Provide an exact transcription of all the records.

-- Entries with figure data --
= = = =

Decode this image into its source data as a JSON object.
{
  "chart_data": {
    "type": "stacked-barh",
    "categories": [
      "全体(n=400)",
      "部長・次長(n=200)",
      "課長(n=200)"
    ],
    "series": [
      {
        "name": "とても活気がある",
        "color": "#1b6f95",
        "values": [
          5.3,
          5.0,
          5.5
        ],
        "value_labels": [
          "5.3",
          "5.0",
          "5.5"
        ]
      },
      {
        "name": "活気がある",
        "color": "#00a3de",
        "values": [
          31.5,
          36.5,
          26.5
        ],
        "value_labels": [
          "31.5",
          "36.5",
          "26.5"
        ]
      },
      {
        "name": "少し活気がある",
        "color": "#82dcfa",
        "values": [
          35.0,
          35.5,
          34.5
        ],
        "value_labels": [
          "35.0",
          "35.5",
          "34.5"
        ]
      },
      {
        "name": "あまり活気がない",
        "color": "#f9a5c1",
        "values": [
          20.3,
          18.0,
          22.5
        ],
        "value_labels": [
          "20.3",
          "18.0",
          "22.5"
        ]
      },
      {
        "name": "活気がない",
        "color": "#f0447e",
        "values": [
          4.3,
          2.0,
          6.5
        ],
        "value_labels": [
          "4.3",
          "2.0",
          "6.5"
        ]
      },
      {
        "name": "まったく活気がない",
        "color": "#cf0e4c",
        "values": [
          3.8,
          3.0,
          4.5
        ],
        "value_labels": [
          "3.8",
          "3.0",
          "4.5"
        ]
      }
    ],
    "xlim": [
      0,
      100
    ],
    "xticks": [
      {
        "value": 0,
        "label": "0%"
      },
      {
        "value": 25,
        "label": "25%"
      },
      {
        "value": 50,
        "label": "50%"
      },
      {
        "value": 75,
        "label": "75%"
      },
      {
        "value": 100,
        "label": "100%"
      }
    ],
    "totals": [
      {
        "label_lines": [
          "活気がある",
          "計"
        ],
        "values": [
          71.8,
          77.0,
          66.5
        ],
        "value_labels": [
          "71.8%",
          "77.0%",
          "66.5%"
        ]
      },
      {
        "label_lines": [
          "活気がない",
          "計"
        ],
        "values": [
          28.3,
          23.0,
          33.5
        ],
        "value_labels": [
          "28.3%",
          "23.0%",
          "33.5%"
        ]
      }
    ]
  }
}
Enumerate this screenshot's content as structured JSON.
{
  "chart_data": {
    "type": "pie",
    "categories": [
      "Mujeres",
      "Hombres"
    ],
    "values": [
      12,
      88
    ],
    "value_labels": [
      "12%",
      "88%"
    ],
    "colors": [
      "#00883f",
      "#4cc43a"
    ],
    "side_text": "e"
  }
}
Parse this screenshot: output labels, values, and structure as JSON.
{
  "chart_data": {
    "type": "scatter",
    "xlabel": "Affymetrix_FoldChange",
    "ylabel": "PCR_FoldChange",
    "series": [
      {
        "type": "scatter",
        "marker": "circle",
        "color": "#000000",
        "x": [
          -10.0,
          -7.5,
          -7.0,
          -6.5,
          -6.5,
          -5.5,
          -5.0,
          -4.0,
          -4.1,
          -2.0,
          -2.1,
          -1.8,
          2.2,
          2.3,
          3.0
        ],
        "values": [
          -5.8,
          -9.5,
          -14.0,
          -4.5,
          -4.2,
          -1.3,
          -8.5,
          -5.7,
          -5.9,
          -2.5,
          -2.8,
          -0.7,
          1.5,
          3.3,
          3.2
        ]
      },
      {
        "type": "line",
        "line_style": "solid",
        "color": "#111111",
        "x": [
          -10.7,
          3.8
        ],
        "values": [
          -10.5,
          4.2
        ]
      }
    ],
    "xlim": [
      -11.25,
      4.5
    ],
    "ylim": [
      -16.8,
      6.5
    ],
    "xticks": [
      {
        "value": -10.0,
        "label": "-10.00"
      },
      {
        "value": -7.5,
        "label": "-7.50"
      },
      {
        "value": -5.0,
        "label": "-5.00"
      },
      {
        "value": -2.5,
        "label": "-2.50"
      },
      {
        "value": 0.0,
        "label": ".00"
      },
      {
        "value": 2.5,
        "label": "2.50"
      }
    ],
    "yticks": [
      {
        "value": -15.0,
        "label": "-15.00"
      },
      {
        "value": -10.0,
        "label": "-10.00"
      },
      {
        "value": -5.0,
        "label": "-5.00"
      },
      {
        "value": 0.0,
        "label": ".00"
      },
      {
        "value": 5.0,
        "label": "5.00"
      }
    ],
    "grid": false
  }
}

= = = =

-- Answer for the task --
Decode this image into its source data as a JSON object.
{
  "chart_data": {
    "type": "stacked-barh",
    "categories": [
      "全体(n=400)",
      "部長・次長(n=200)",
      "課長(n=200)"
    ],
    "series": [
      {
        "name": "とても活気がある",
        "color": "#1b6f95",
        "values": [
          5.3,
          5.0,
          5.5
        ],
        "value_labels": [
          "5.3",
          "5.0",
          "5.5"
        ]
      },
      {
        "name": "活気がある",
        "color": "#00a3de",
        "values": [
          31.5,
          36.5,
          26.5
        ],
        "value_labels": [
          "31.5",
          "36.5",
          "26.5"
        ]
      },
      {
        "name": "少し活気がある",
        "color": "#82dcfa",
        "values": [
          35.0,
          35.5,
          34.5
        ],
        "value_labels": [
          "35.0",
          "35.5",
          "34.5"
        ]
      },
      {
        "name": "あまり活気がない",
        "color": "#f9a5c1",
        "values": [
          20.3,
          18.0,
          22.5
        ],
        "value_labels": [
          "20.3",
          "18.0",
          "22.5"
        ]
      },
      {
        "name": "活気がない",
        "color": "#f0447e",
        "values": [
          4.3,
          2.0,
          6.5
        ],
        "value_labels": [
          "4.3",
          "2.0",
          "6.5"
        ]
      },
      {
        "name": "まったく活気がない",
        "color": "#cf0e4c",
        "values": [
          3.8,
          3.0,
          4.5
        ],
        "value_labels": [
          "3.8",
          "3.0",
          "4.5"
        ]
      }
    ],
    "xlim": [
      0,
      100
    ],
    "xticks": [
      {
        "value": 0,
        "label": "0%"
      },
      {
        "value": 25,
        "label": "25%"
      },
      {
        "value": 50,
        "label": "50%"
      },
      {
        "value": 75,
        "label": "75%"
      },
      {
        "value": 100,
        "label": "100%"
      }
    ],
    "totals": [
      {
        "label_lines": [
          "活気がある",
          "計"
        ],
        "values": [
          71.8,
          77.0,
          66.5
        ],
        "value_labels": [
          "71.8%",
          "77.0%",
          "66.5%"
        ]
      },
      {
        "label_lines": [
          "活気がない",
          "計"
        ],
        "values": [
          28.3,
          23.0,
          33.5
        ],
        "value_labels": [
          "28.3%",
          "23.0%",
          "33.5%"
        ]
      }
    ]
  }
}
Enumerate this screenshot's content as structured JSON.
{
  "chart_data": {
    "type": "pie",
    "categories": [
      "Mujeres",
      "Hombres"
    ],
    "values": [
      12,
      88
    ],
    "value_labels": [
      "12%",
      "88%"
    ],
    "colors": [
      "#00883f",
      "#4cc43a"
    ],
    "side_text": "e"
  }
}
Parse this screenshot: output labels, values, and structure as JSON.
{
  "chart_data": {
    "type": "scatter",
    "xlabel": "Affymetrix_FoldChange",
    "ylabel": "PCR_FoldChange",
    "series": [
      {
        "type": "scatter",
        "marker": "circle",
        "color": "#000000",
        "x": [
          -10.0,
          -7.5,
          -7.0,
          -6.5,
          -6.5,
          -5.5,
          -5.0,
          -4.0,
          -4.1,
          -2.0,
          -2.1,
          -1.8,
          2.2,
          2.3,
          3.0
        ],
        "values": [
          -5.8,
          -9.5,
          -14.0,
          -4.5,
          -4.2,
          -1.3,
          -8.5,
          -5.7,
          -5.9,
          -2.5,
          -2.8,
          -0.7,
          1.5,
          3.3,
          3.2
        ]
      },
      {
        "type": "line",
        "line_style": "solid",
        "color": "#111111",
        "x": [
          -10.7,
          3.8
        ],
        "values": [
          -10.5,
          4.2
        ]
      }
    ],
    "xlim": [
      -11.25,
      4.5
    ],
    "ylim": [
      -16.8,
      6.5
    ],
    "xticks": [
      {
        "value": -10.0,
        "label": "-10.00"
      },
      {
        "value": -7.5,
        "label": "-7.50"
      },
      {
        "value": -5.0,
        "label": "-5.00"
      },
      {
        "value": -2.5,
        "label": "-2.50"
      },
      {
        "value": 0.0,
        "label": ".00"
      },
      {
        "value": 2.5,
        "label": "2.50"
      }
    ],
    "yticks": [
      {
        "value": -15.0,
        "label": "-15.00"
      },
      {
        "value": -10.0,
        "label": "-10.00"
      },
      {
        "value": -5.0,
        "label": "-5.00"
      },
      {
        "value": 0.0,
        "label": ".00"
      },
      {
        "value": 5.0,
        "label": "5.00"
      }
    ],
    "grid": false
  }
}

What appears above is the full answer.